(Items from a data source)
○ ○ ○ ○ ○

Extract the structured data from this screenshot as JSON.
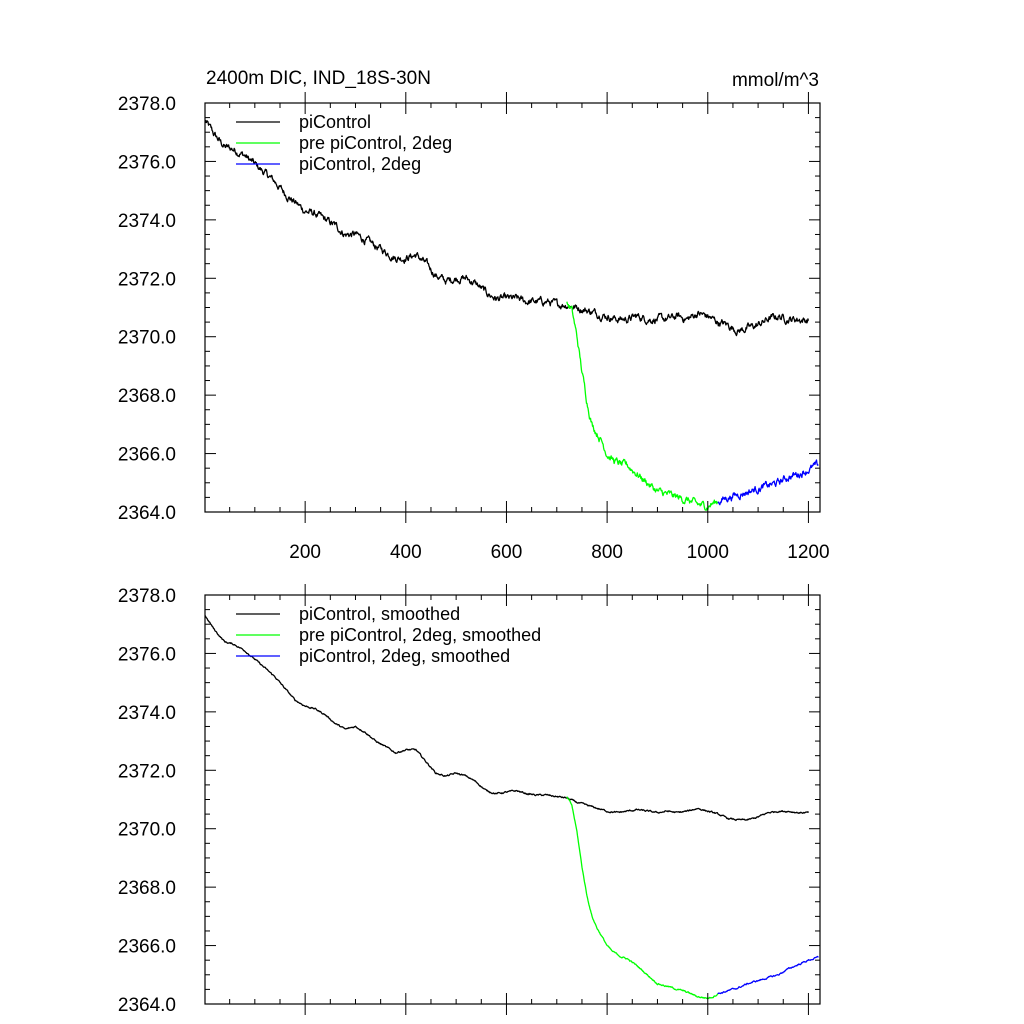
{
  "figure": {
    "title": "2400m DIC, IND_18S-30N",
    "units": "mmol/m^3"
  },
  "chart_data": [
    {
      "type": "line",
      "panel": "top",
      "title": "2400m DIC, IND_18S-30N",
      "units": "mmol/m^3",
      "xlabel": "",
      "ylabel": "",
      "xlim": [
        1,
        1223
      ],
      "ylim": [
        2364.0,
        2378.0
      ],
      "x_ticks": [
        200,
        400,
        600,
        800,
        1000,
        1200
      ],
      "x_tick_labels": [
        "200",
        "400",
        "600",
        "800",
        "1000",
        "1200"
      ],
      "y_ticks": [
        2364.0,
        2366.0,
        2368.0,
        2370.0,
        2372.0,
        2374.0,
        2376.0,
        2378.0
      ],
      "y_tick_labels": [
        "2364.0",
        "2366.0",
        "2368.0",
        "2370.0",
        "2372.0",
        "2374.0",
        "2376.0",
        "2378.0"
      ],
      "grid": false,
      "legend_position": "top-left",
      "noise": 0.09,
      "series": [
        {
          "name": "piControl",
          "color": "#000000",
          "x": [
            1,
            20,
            40,
            60,
            80,
            100,
            120,
            140,
            160,
            180,
            200,
            220,
            240,
            260,
            280,
            300,
            320,
            340,
            360,
            380,
            400,
            420,
            440,
            460,
            480,
            500,
            520,
            540,
            560,
            580,
            600,
            620,
            640,
            660,
            680,
            700,
            720,
            740,
            760,
            780,
            800,
            820,
            840,
            860,
            880,
            900,
            920,
            940,
            960,
            980,
            1000,
            1020,
            1040,
            1060,
            1080,
            1100,
            1120,
            1140,
            1160,
            1180,
            1200
          ],
          "y": [
            2377.4,
            2376.9,
            2376.5,
            2376.4,
            2376.2,
            2375.9,
            2375.6,
            2375.3,
            2374.9,
            2374.6,
            2374.3,
            2374.2,
            2374.0,
            2373.8,
            2373.5,
            2373.5,
            2373.3,
            2373.1,
            2372.9,
            2372.7,
            2372.7,
            2372.8,
            2372.5,
            2372.1,
            2371.9,
            2372.0,
            2372.0,
            2371.8,
            2371.5,
            2371.3,
            2371.3,
            2371.3,
            2371.2,
            2371.2,
            2371.2,
            2371.1,
            2371.1,
            2371.0,
            2370.9,
            2370.8,
            2370.7,
            2370.6,
            2370.6,
            2370.7,
            2370.6,
            2370.6,
            2370.6,
            2370.7,
            2370.6,
            2370.8,
            2370.7,
            2370.5,
            2370.4,
            2370.2,
            2370.3,
            2370.4,
            2370.6,
            2370.7,
            2370.6,
            2370.6,
            2370.55
          ]
        },
        {
          "name": "pre piControl, 2deg",
          "color": "#00ff00",
          "x": [
            720,
            730,
            740,
            750,
            760,
            770,
            780,
            790,
            800,
            810,
            820,
            830,
            840,
            860,
            880,
            900,
            920,
            940,
            960,
            980,
            1000,
            1010,
            1020
          ],
          "y": [
            2371.2,
            2370.9,
            2370.0,
            2368.8,
            2367.8,
            2367.0,
            2366.7,
            2366.4,
            2366.0,
            2365.8,
            2365.7,
            2365.6,
            2365.6,
            2365.3,
            2365.0,
            2364.7,
            2364.6,
            2364.5,
            2364.4,
            2364.25,
            2364.2,
            2364.3,
            2364.35
          ]
        },
        {
          "name": "piControl, 2deg",
          "color": "#0000ff",
          "x": [
            1020,
            1040,
            1060,
            1080,
            1100,
            1120,
            1140,
            1160,
            1180,
            1200,
            1220
          ],
          "y": [
            2364.35,
            2364.5,
            2364.6,
            2364.7,
            2364.8,
            2364.9,
            2365.0,
            2365.2,
            2365.3,
            2365.45,
            2365.6
          ]
        }
      ]
    },
    {
      "type": "line",
      "panel": "bottom",
      "title": "",
      "xlabel": "",
      "ylabel": "",
      "xlim": [
        1,
        1223
      ],
      "ylim": [
        2364.0,
        2378.0
      ],
      "x_ticks": [
        200,
        400,
        600,
        800,
        1000,
        1200
      ],
      "x_tick_labels": [],
      "y_ticks": [
        2364.0,
        2366.0,
        2368.0,
        2370.0,
        2372.0,
        2374.0,
        2376.0,
        2378.0
      ],
      "y_tick_labels": [
        "2364.0",
        "2366.0",
        "2368.0",
        "2370.0",
        "2372.0",
        "2374.0",
        "2376.0",
        "2378.0"
      ],
      "grid": false,
      "legend_position": "top-left",
      "noise": 0.02,
      "series": [
        {
          "name": "piControl, smoothed",
          "color": "#000000",
          "x": [
            1,
            20,
            40,
            60,
            80,
            100,
            120,
            140,
            160,
            180,
            200,
            220,
            240,
            260,
            280,
            300,
            320,
            340,
            360,
            380,
            400,
            420,
            440,
            460,
            480,
            500,
            520,
            540,
            560,
            580,
            600,
            620,
            640,
            660,
            680,
            700,
            720,
            740,
            760,
            780,
            800,
            820,
            840,
            860,
            880,
            900,
            920,
            940,
            960,
            980,
            1000,
            1020,
            1040,
            1060,
            1080,
            1100,
            1120,
            1140,
            1160,
            1180,
            1200
          ],
          "y": [
            2377.3,
            2376.8,
            2376.4,
            2376.3,
            2376.1,
            2375.8,
            2375.5,
            2375.2,
            2374.8,
            2374.4,
            2374.2,
            2374.1,
            2373.9,
            2373.6,
            2373.4,
            2373.5,
            2373.3,
            2373.0,
            2372.8,
            2372.6,
            2372.7,
            2372.7,
            2372.3,
            2371.9,
            2371.8,
            2371.9,
            2371.8,
            2371.6,
            2371.3,
            2371.2,
            2371.25,
            2371.3,
            2371.2,
            2371.15,
            2371.15,
            2371.1,
            2371.05,
            2370.9,
            2370.8,
            2370.7,
            2370.6,
            2370.55,
            2370.6,
            2370.65,
            2370.6,
            2370.55,
            2370.6,
            2370.55,
            2370.6,
            2370.7,
            2370.6,
            2370.5,
            2370.35,
            2370.3,
            2370.3,
            2370.4,
            2370.55,
            2370.6,
            2370.6,
            2370.55,
            2370.55
          ]
        },
        {
          "name": "pre piControl, 2deg, smoothed",
          "color": "#00ff00",
          "x": [
            720,
            730,
            740,
            750,
            760,
            770,
            780,
            790,
            800,
            810,
            820,
            830,
            840,
            860,
            880,
            900,
            920,
            940,
            960,
            980,
            1000,
            1010,
            1020
          ],
          "y": [
            2371.1,
            2370.8,
            2369.9,
            2368.7,
            2367.7,
            2367.0,
            2366.6,
            2366.3,
            2366.0,
            2365.8,
            2365.7,
            2365.6,
            2365.55,
            2365.3,
            2365.0,
            2364.7,
            2364.6,
            2364.5,
            2364.4,
            2364.25,
            2364.2,
            2364.25,
            2364.35
          ]
        },
        {
          "name": "piControl, 2deg, smoothed",
          "color": "#0000ff",
          "x": [
            1020,
            1040,
            1060,
            1080,
            1100,
            1120,
            1140,
            1160,
            1180,
            1200,
            1220
          ],
          "y": [
            2364.35,
            2364.45,
            2364.55,
            2364.7,
            2364.8,
            2364.9,
            2365.0,
            2365.2,
            2365.35,
            2365.5,
            2365.6
          ]
        }
      ]
    }
  ]
}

○ ○ ○ ○ ○

### [Exercise goal]
An exact transcription of all the entries is required, without the pictures.

### [Written answer]
Extract the structured data from this screenshot as JSON.
{
  "figure": {
    "title": "2400m DIC, IND_18S-30N",
    "units": "mmol/m^3"
  },
  "chart_data": [
    {
      "type": "line",
      "panel": "top",
      "title": "2400m DIC, IND_18S-30N",
      "units": "mmol/m^3",
      "xlabel": "",
      "ylabel": "",
      "xlim": [
        1,
        1223
      ],
      "ylim": [
        2364.0,
        2378.0
      ],
      "x_ticks": [
        200,
        400,
        600,
        800,
        1000,
        1200
      ],
      "x_tick_labels": [
        "200",
        "400",
        "600",
        "800",
        "1000",
        "1200"
      ],
      "y_ticks": [
        2364.0,
        2366.0,
        2368.0,
        2370.0,
        2372.0,
        2374.0,
        2376.0,
        2378.0
      ],
      "y_tick_labels": [
        "2364.0",
        "2366.0",
        "2368.0",
        "2370.0",
        "2372.0",
        "2374.0",
        "2376.0",
        "2378.0"
      ],
      "grid": false,
      "legend_position": "top-left",
      "noise": 0.09,
      "series": [
        {
          "name": "piControl",
          "color": "#000000",
          "x": [
            1,
            20,
            40,
            60,
            80,
            100,
            120,
            140,
            160,
            180,
            200,
            220,
            240,
            260,
            280,
            300,
            320,
            340,
            360,
            380,
            400,
            420,
            440,
            460,
            480,
            500,
            520,
            540,
            560,
            580,
            600,
            620,
            640,
            660,
            680,
            700,
            720,
            740,
            760,
            780,
            800,
            820,
            840,
            860,
            880,
            900,
            920,
            940,
            960,
            980,
            1000,
            1020,
            1040,
            1060,
            1080,
            1100,
            1120,
            1140,
            1160,
            1180,
            1200
          ],
          "y": [
            2377.4,
            2376.9,
            2376.5,
            2376.4,
            2376.2,
            2375.9,
            2375.6,
            2375.3,
            2374.9,
            2374.6,
            2374.3,
            2374.2,
            2374.0,
            2373.8,
            2373.5,
            2373.5,
            2373.3,
            2373.1,
            2372.9,
            2372.7,
            2372.7,
            2372.8,
            2372.5,
            2372.1,
            2371.9,
            2372.0,
            2372.0,
            2371.8,
            2371.5,
            2371.3,
            2371.3,
            2371.3,
            2371.2,
            2371.2,
            2371.2,
            2371.1,
            2371.1,
            2371.0,
            2370.9,
            2370.8,
            2370.7,
            2370.6,
            2370.6,
            2370.7,
            2370.6,
            2370.6,
            2370.6,
            2370.7,
            2370.6,
            2370.8,
            2370.7,
            2370.5,
            2370.4,
            2370.2,
            2370.3,
            2370.4,
            2370.6,
            2370.7,
            2370.6,
            2370.6,
            2370.55
          ]
        },
        {
          "name": "pre piControl, 2deg",
          "color": "#00ff00",
          "x": [
            720,
            730,
            740,
            750,
            760,
            770,
            780,
            790,
            800,
            810,
            820,
            830,
            840,
            860,
            880,
            900,
            920,
            940,
            960,
            980,
            1000,
            1010,
            1020
          ],
          "y": [
            2371.2,
            2370.9,
            2370.0,
            2368.8,
            2367.8,
            2367.0,
            2366.7,
            2366.4,
            2366.0,
            2365.8,
            2365.7,
            2365.6,
            2365.6,
            2365.3,
            2365.0,
            2364.7,
            2364.6,
            2364.5,
            2364.4,
            2364.25,
            2364.2,
            2364.3,
            2364.35
          ]
        },
        {
          "name": "piControl, 2deg",
          "color": "#0000ff",
          "x": [
            1020,
            1040,
            1060,
            1080,
            1100,
            1120,
            1140,
            1160,
            1180,
            1200,
            1220
          ],
          "y": [
            2364.35,
            2364.5,
            2364.6,
            2364.7,
            2364.8,
            2364.9,
            2365.0,
            2365.2,
            2365.3,
            2365.45,
            2365.6
          ]
        }
      ]
    },
    {
      "type": "line",
      "panel": "bottom",
      "title": "",
      "xlabel": "",
      "ylabel": "",
      "xlim": [
        1,
        1223
      ],
      "ylim": [
        2364.0,
        2378.0
      ],
      "x_ticks": [
        200,
        400,
        600,
        800,
        1000,
        1200
      ],
      "x_tick_labels": [],
      "y_ticks": [
        2364.0,
        2366.0,
        2368.0,
        2370.0,
        2372.0,
        2374.0,
        2376.0,
        2378.0
      ],
      "y_tick_labels": [
        "2364.0",
        "2366.0",
        "2368.0",
        "2370.0",
        "2372.0",
        "2374.0",
        "2376.0",
        "2378.0"
      ],
      "grid": false,
      "legend_position": "top-left",
      "noise": 0.02,
      "series": [
        {
          "name": "piControl, smoothed",
          "color": "#000000",
          "x": [
            1,
            20,
            40,
            60,
            80,
            100,
            120,
            140,
            160,
            180,
            200,
            220,
            240,
            260,
            280,
            300,
            320,
            340,
            360,
            380,
            400,
            420,
            440,
            460,
            480,
            500,
            520,
            540,
            560,
            580,
            600,
            620,
            640,
            660,
            680,
            700,
            720,
            740,
            760,
            780,
            800,
            820,
            840,
            860,
            880,
            900,
            920,
            940,
            960,
            980,
            1000,
            1020,
            1040,
            1060,
            1080,
            1100,
            1120,
            1140,
            1160,
            1180,
            1200
          ],
          "y": [
            2377.3,
            2376.8,
            2376.4,
            2376.3,
            2376.1,
            2375.8,
            2375.5,
            2375.2,
            2374.8,
            2374.4,
            2374.2,
            2374.1,
            2373.9,
            2373.6,
            2373.4,
            2373.5,
            2373.3,
            2373.0,
            2372.8,
            2372.6,
            2372.7,
            2372.7,
            2372.3,
            2371.9,
            2371.8,
            2371.9,
            2371.8,
            2371.6,
            2371.3,
            2371.2,
            2371.25,
            2371.3,
            2371.2,
            2371.15,
            2371.15,
            2371.1,
            2371.05,
            2370.9,
            2370.8,
            2370.7,
            2370.6,
            2370.55,
            2370.6,
            2370.65,
            2370.6,
            2370.55,
            2370.6,
            2370.55,
            2370.6,
            2370.7,
            2370.6,
            2370.5,
            2370.35,
            2370.3,
            2370.3,
            2370.4,
            2370.55,
            2370.6,
            2370.6,
            2370.55,
            2370.55
          ]
        },
        {
          "name": "pre piControl, 2deg, smoothed",
          "color": "#00ff00",
          "x": [
            720,
            730,
            740,
            750,
            760,
            770,
            780,
            790,
            800,
            810,
            820,
            830,
            840,
            860,
            880,
            900,
            920,
            940,
            960,
            980,
            1000,
            1010,
            1020
          ],
          "y": [
            2371.1,
            2370.8,
            2369.9,
            2368.7,
            2367.7,
            2367.0,
            2366.6,
            2366.3,
            2366.0,
            2365.8,
            2365.7,
            2365.6,
            2365.55,
            2365.3,
            2365.0,
            2364.7,
            2364.6,
            2364.5,
            2364.4,
            2364.25,
            2364.2,
            2364.25,
            2364.35
          ]
        },
        {
          "name": "piControl, 2deg, smoothed",
          "color": "#0000ff",
          "x": [
            1020,
            1040,
            1060,
            1080,
            1100,
            1120,
            1140,
            1160,
            1180,
            1200,
            1220
          ],
          "y": [
            2364.35,
            2364.45,
            2364.55,
            2364.7,
            2364.8,
            2364.9,
            2365.0,
            2365.2,
            2365.35,
            2365.5,
            2365.6
          ]
        }
      ]
    }
  ]
}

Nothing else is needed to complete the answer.